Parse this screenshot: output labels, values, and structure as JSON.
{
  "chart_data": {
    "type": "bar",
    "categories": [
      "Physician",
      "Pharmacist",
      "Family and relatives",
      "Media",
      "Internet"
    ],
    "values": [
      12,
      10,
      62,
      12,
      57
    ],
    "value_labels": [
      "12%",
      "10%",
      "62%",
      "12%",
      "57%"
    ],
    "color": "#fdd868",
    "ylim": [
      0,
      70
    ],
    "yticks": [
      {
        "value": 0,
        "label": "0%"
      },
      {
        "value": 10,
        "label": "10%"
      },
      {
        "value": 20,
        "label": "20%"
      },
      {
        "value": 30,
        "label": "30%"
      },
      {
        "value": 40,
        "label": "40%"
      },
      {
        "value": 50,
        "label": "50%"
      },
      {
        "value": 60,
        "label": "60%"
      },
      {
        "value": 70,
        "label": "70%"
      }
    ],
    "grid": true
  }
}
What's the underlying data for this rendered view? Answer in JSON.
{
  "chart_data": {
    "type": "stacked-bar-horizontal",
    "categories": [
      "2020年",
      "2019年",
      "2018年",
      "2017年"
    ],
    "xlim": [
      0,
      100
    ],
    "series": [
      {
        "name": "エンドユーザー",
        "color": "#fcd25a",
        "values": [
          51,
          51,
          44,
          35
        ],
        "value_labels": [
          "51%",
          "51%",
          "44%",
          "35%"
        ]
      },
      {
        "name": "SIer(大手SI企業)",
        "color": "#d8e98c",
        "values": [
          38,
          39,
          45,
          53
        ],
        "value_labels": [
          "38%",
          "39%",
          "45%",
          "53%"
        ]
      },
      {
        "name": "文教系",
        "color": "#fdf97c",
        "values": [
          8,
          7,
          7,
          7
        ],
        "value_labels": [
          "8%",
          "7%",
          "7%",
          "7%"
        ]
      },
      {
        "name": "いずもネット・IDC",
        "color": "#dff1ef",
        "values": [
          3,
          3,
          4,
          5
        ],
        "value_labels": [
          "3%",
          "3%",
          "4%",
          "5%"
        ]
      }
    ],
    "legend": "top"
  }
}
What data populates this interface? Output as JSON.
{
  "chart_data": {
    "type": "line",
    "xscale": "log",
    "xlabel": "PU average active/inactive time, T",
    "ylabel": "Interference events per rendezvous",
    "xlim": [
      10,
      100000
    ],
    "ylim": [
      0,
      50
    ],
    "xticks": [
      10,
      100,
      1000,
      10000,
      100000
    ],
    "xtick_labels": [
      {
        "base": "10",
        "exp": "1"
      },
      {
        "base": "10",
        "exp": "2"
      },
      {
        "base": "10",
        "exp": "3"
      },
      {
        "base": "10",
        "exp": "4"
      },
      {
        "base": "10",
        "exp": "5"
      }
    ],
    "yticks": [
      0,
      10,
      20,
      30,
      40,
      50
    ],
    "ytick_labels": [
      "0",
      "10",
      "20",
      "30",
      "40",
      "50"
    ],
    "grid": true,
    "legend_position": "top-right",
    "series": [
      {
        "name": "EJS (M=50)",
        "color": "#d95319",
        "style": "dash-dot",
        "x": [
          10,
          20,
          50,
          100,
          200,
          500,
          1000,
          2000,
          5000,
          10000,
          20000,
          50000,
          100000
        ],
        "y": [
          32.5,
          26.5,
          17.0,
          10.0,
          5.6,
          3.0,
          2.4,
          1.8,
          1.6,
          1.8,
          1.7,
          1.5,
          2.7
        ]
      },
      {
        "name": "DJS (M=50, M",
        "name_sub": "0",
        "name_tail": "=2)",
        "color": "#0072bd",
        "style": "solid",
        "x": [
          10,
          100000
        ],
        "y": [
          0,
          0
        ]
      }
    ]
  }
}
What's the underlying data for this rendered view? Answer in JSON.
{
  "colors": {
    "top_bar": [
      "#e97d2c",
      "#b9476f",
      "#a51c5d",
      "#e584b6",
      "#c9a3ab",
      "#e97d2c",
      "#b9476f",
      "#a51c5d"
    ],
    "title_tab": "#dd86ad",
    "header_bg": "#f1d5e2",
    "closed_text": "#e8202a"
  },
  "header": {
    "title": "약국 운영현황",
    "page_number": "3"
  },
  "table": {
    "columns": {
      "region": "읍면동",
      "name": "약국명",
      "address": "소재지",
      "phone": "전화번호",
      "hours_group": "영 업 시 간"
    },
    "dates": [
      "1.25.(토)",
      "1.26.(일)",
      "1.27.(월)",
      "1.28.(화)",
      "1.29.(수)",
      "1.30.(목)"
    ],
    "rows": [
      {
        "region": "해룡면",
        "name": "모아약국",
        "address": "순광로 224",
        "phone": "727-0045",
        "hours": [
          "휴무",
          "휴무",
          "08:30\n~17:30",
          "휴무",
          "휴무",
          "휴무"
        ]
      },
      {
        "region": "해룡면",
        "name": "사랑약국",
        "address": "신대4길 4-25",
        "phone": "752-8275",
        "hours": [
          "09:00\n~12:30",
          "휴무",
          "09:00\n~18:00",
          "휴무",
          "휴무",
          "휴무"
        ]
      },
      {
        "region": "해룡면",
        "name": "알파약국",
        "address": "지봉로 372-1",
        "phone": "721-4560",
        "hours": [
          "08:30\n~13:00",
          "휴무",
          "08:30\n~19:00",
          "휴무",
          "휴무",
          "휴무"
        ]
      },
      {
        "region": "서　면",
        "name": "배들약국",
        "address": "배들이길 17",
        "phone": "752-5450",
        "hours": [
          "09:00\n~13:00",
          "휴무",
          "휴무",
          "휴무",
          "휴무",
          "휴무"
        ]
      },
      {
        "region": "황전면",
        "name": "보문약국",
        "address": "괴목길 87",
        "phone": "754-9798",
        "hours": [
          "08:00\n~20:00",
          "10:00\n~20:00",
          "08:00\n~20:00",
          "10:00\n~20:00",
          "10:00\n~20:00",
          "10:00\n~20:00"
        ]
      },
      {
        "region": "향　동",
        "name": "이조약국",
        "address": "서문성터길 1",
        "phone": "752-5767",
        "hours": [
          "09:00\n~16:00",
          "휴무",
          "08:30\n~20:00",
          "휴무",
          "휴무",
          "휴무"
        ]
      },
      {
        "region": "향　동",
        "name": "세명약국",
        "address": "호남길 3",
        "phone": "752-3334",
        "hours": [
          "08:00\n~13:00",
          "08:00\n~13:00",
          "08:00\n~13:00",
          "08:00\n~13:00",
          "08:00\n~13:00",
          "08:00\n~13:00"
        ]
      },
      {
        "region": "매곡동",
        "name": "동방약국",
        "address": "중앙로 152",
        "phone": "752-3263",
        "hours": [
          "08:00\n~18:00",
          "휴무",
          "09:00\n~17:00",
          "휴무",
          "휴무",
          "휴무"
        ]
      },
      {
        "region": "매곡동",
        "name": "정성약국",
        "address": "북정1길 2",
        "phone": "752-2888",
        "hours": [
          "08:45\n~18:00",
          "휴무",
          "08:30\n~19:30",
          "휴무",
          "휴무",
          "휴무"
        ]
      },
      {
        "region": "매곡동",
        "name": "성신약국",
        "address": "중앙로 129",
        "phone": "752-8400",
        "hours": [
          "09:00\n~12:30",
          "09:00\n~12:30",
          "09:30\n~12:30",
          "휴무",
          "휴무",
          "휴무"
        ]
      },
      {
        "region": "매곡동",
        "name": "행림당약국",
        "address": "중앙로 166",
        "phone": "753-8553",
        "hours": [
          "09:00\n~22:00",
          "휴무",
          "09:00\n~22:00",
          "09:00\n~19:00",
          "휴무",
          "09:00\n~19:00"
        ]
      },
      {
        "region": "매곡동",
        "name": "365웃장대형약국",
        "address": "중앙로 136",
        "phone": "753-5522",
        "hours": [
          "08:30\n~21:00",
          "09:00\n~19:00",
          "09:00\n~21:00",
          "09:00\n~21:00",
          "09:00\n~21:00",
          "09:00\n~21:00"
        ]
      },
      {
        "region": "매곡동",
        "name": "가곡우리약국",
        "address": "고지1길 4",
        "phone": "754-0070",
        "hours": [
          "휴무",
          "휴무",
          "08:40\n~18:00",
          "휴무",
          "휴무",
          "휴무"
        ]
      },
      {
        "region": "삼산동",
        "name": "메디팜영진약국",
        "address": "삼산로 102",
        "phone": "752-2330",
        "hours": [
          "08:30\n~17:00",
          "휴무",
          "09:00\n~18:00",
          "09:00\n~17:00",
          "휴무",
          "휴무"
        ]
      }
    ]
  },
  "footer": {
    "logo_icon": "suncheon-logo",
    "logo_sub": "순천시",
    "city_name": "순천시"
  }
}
+--
In the records above, find each line with the word "this" and copy it.

### The solution
Parse this screenshot: output labels, values, and structure as JSON.
What's the underlying data for this rendered view? Answer in JSON.
What data populates this interface? Output as JSON.
What's the underlying data for this rendered view? Answer in JSON.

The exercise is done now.